Records from a collection of figures:

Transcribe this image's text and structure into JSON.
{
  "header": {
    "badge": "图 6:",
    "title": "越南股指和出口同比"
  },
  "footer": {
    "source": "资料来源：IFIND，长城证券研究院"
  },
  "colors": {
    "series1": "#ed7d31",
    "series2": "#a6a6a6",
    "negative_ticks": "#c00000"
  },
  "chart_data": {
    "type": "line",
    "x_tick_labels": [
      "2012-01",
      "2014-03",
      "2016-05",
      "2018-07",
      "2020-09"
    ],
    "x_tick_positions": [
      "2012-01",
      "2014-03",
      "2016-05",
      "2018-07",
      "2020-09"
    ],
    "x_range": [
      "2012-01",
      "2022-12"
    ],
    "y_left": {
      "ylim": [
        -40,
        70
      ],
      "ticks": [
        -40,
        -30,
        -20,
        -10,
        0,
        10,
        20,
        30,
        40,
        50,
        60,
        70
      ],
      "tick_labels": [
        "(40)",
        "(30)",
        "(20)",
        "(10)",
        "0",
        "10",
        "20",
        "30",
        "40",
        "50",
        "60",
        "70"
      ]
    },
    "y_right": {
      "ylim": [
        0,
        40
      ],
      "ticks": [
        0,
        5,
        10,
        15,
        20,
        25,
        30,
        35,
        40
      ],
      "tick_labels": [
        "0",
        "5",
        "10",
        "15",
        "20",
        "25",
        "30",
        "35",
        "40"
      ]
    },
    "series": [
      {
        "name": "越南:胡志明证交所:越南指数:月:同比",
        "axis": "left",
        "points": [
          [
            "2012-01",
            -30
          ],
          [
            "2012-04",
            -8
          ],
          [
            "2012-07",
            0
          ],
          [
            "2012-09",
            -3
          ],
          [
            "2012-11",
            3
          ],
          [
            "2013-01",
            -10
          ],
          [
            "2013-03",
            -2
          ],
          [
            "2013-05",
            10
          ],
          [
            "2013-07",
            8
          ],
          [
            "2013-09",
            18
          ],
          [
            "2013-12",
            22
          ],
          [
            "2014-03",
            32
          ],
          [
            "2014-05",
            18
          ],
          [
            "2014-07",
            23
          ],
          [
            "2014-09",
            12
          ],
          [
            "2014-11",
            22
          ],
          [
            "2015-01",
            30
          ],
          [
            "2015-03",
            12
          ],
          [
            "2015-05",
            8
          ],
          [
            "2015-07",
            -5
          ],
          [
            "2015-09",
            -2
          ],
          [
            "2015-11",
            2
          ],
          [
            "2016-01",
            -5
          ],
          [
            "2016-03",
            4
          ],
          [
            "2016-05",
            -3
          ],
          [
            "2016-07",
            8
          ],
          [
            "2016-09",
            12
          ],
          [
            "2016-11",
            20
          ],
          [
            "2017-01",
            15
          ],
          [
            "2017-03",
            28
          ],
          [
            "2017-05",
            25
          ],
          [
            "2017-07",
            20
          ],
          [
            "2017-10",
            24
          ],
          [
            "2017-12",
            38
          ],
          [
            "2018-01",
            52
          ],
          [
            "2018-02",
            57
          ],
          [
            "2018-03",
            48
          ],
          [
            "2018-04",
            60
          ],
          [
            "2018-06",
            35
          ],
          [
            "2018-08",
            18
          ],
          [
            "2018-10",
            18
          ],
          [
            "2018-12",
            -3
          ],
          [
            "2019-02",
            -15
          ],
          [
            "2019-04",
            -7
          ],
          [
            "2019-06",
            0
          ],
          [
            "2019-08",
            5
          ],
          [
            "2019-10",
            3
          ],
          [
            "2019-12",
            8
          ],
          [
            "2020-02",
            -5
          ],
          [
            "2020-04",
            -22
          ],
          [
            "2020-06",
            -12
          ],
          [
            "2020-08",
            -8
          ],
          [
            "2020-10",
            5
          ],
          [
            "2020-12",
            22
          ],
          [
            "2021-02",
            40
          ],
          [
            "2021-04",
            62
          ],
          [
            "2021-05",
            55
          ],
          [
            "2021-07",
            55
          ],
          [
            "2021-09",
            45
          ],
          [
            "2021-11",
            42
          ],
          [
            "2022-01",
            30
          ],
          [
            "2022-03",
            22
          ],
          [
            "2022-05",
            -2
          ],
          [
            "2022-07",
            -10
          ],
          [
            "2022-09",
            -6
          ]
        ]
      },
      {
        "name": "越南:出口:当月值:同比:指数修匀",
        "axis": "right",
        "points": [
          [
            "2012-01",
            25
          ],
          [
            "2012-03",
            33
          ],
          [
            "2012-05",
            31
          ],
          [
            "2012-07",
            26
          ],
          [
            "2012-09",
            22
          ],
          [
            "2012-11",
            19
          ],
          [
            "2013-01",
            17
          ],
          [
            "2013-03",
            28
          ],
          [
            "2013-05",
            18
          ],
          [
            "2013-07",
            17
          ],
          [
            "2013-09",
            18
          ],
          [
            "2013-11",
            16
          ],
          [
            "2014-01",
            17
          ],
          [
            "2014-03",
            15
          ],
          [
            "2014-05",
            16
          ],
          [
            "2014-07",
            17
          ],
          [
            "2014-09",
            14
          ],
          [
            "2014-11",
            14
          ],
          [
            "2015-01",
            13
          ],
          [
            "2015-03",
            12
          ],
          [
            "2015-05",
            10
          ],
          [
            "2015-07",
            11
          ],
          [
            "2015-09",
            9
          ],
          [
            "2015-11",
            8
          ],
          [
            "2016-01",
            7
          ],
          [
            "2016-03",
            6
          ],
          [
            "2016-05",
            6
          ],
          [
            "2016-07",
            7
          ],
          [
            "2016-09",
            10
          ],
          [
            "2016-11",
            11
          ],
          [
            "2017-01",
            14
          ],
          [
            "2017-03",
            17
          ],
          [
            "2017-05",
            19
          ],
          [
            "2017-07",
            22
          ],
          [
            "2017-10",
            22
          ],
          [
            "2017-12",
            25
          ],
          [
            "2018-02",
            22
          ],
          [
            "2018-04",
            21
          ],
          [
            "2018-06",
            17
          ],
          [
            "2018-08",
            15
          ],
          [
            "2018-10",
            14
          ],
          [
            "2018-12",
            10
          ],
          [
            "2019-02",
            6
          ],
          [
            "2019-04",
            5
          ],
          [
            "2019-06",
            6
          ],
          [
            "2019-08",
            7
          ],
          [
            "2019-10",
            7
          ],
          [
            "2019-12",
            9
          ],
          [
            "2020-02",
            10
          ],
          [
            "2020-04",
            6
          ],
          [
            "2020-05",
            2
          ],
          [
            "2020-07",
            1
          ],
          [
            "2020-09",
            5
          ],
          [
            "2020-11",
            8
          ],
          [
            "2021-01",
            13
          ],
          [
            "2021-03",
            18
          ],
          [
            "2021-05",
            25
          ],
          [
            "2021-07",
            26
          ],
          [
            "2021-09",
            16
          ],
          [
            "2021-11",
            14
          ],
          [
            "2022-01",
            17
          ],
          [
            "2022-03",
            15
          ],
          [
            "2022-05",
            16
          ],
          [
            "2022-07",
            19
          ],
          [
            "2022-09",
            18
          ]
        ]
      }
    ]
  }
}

* Given instruction *
Repeat every line of the data, exactly and in full.

* Solution to this task *
Transcribe this image's text and structure into JSON.
{
  "header": {
    "badge": "图 6:",
    "title": "越南股指和出口同比"
  },
  "footer": {
    "source": "资料来源：IFIND，长城证券研究院"
  },
  "colors": {
    "series1": "#ed7d31",
    "series2": "#a6a6a6",
    "negative_ticks": "#c00000"
  },
  "chart_data": {
    "type": "line",
    "x_tick_labels": [
      "2012-01",
      "2014-03",
      "2016-05",
      "2018-07",
      "2020-09"
    ],
    "x_tick_positions": [
      "2012-01",
      "2014-03",
      "2016-05",
      "2018-07",
      "2020-09"
    ],
    "x_range": [
      "2012-01",
      "2022-12"
    ],
    "y_left": {
      "ylim": [
        -40,
        70
      ],
      "ticks": [
        -40,
        -30,
        -20,
        -10,
        0,
        10,
        20,
        30,
        40,
        50,
        60,
        70
      ],
      "tick_labels": [
        "(40)",
        "(30)",
        "(20)",
        "(10)",
        "0",
        "10",
        "20",
        "30",
        "40",
        "50",
        "60",
        "70"
      ]
    },
    "y_right": {
      "ylim": [
        0,
        40
      ],
      "ticks": [
        0,
        5,
        10,
        15,
        20,
        25,
        30,
        35,
        40
      ],
      "tick_labels": [
        "0",
        "5",
        "10",
        "15",
        "20",
        "25",
        "30",
        "35",
        "40"
      ]
    },
    "series": [
      {
        "name": "越南:胡志明证交所:越南指数:月:同比",
        "axis": "left",
        "points": [
          [
            "2012-01",
            -30
          ],
          [
            "2012-04",
            -8
          ],
          [
            "2012-07",
            0
          ],
          [
            "2012-09",
            -3
          ],
          [
            "2012-11",
            3
          ],
          [
            "2013-01",
            -10
          ],
          [
            "2013-03",
            -2
          ],
          [
            "2013-05",
            10
          ],
          [
            "2013-07",
            8
          ],
          [
            "2013-09",
            18
          ],
          [
            "2013-12",
            22
          ],
          [
            "2014-03",
            32
          ],
          [
            "2014-05",
            18
          ],
          [
            "2014-07",
            23
          ],
          [
            "2014-09",
            12
          ],
          [
            "2014-11",
            22
          ],
          [
            "2015-01",
            30
          ],
          [
            "2015-03",
            12
          ],
          [
            "2015-05",
            8
          ],
          [
            "2015-07",
            -5
          ],
          [
            "2015-09",
            -2
          ],
          [
            "2015-11",
            2
          ],
          [
            "2016-01",
            -5
          ],
          [
            "2016-03",
            4
          ],
          [
            "2016-05",
            -3
          ],
          [
            "2016-07",
            8
          ],
          [
            "2016-09",
            12
          ],
          [
            "2016-11",
            20
          ],
          [
            "2017-01",
            15
          ],
          [
            "2017-03",
            28
          ],
          [
            "2017-05",
            25
          ],
          [
            "2017-07",
            20
          ],
          [
            "2017-10",
            24
          ],
          [
            "2017-12",
            38
          ],
          [
            "2018-01",
            52
          ],
          [
            "2018-02",
            57
          ],
          [
            "2018-03",
            48
          ],
          [
            "2018-04",
            60
          ],
          [
            "2018-06",
            35
          ],
          [
            "2018-08",
            18
          ],
          [
            "2018-10",
            18
          ],
          [
            "2018-12",
            -3
          ],
          [
            "2019-02",
            -15
          ],
          [
            "2019-04",
            -7
          ],
          [
            "2019-06",
            0
          ],
          [
            "2019-08",
            5
          ],
          [
            "2019-10",
            3
          ],
          [
            "2019-12",
            8
          ],
          [
            "2020-02",
            -5
          ],
          [
            "2020-04",
            -22
          ],
          [
            "2020-06",
            -12
          ],
          [
            "2020-08",
            -8
          ],
          [
            "2020-10",
            5
          ],
          [
            "2020-12",
            22
          ],
          [
            "2021-02",
            40
          ],
          [
            "2021-04",
            62
          ],
          [
            "2021-05",
            55
          ],
          [
            "2021-07",
            55
          ],
          [
            "2021-09",
            45
          ],
          [
            "2021-11",
            42
          ],
          [
            "2022-01",
            30
          ],
          [
            "2022-03",
            22
          ],
          [
            "2022-05",
            -2
          ],
          [
            "2022-07",
            -10
          ],
          [
            "2022-09",
            -6
          ]
        ]
      },
      {
        "name": "越南:出口:当月值:同比:指数修匀",
        "axis": "right",
        "points": [
          [
            "2012-01",
            25
          ],
          [
            "2012-03",
            33
          ],
          [
            "2012-05",
            31
          ],
          [
            "2012-07",
            26
          ],
          [
            "2012-09",
            22
          ],
          [
            "2012-11",
            19
          ],
          [
            "2013-01",
            17
          ],
          [
            "2013-03",
            28
          ],
          [
            "2013-05",
            18
          ],
          [
            "2013-07",
            17
          ],
          [
            "2013-09",
            18
          ],
          [
            "2013-11",
            16
          ],
          [
            "2014-01",
            17
          ],
          [
            "2014-03",
            15
          ],
          [
            "2014-05",
            16
          ],
          [
            "2014-07",
            17
          ],
          [
            "2014-09",
            14
          ],
          [
            "2014-11",
            14
          ],
          [
            "2015-01",
            13
          ],
          [
            "2015-03",
            12
          ],
          [
            "2015-05",
            10
          ],
          [
            "2015-07",
            11
          ],
          [
            "2015-09",
            9
          ],
          [
            "2015-11",
            8
          ],
          [
            "2016-01",
            7
          ],
          [
            "2016-03",
            6
          ],
          [
            "2016-05",
            6
          ],
          [
            "2016-07",
            7
          ],
          [
            "2016-09",
            10
          ],
          [
            "2016-11",
            11
          ],
          [
            "2017-01",
            14
          ],
          [
            "2017-03",
            17
          ],
          [
            "2017-05",
            19
          ],
          [
            "2017-07",
            22
          ],
          [
            "2017-10",
            22
          ],
          [
            "2017-12",
            25
          ],
          [
            "2018-02",
            22
          ],
          [
            "2018-04",
            21
          ],
          [
            "2018-06",
            17
          ],
          [
            "2018-08",
            15
          ],
          [
            "2018-10",
            14
          ],
          [
            "2018-12",
            10
          ],
          [
            "2019-02",
            6
          ],
          [
            "2019-04",
            5
          ],
          [
            "2019-06",
            6
          ],
          [
            "2019-08",
            7
          ],
          [
            "2019-10",
            7
          ],
          [
            "2019-12",
            9
          ],
          [
            "2020-02",
            10
          ],
          [
            "2020-04",
            6
          ],
          [
            "2020-05",
            2
          ],
          [
            "2020-07",
            1
          ],
          [
            "2020-09",
            5
          ],
          [
            "2020-11",
            8
          ],
          [
            "2021-01",
            13
          ],
          [
            "2021-03",
            18
          ],
          [
            "2021-05",
            25
          ],
          [
            "2021-07",
            26
          ],
          [
            "2021-09",
            16
          ],
          [
            "2021-11",
            14
          ],
          [
            "2022-01",
            17
          ],
          [
            "2022-03",
            15
          ],
          [
            "2022-05",
            16
          ],
          [
            "2022-07",
            19
          ],
          [
            "2022-09",
            18
          ]
        ]
      }
    ]
  }
}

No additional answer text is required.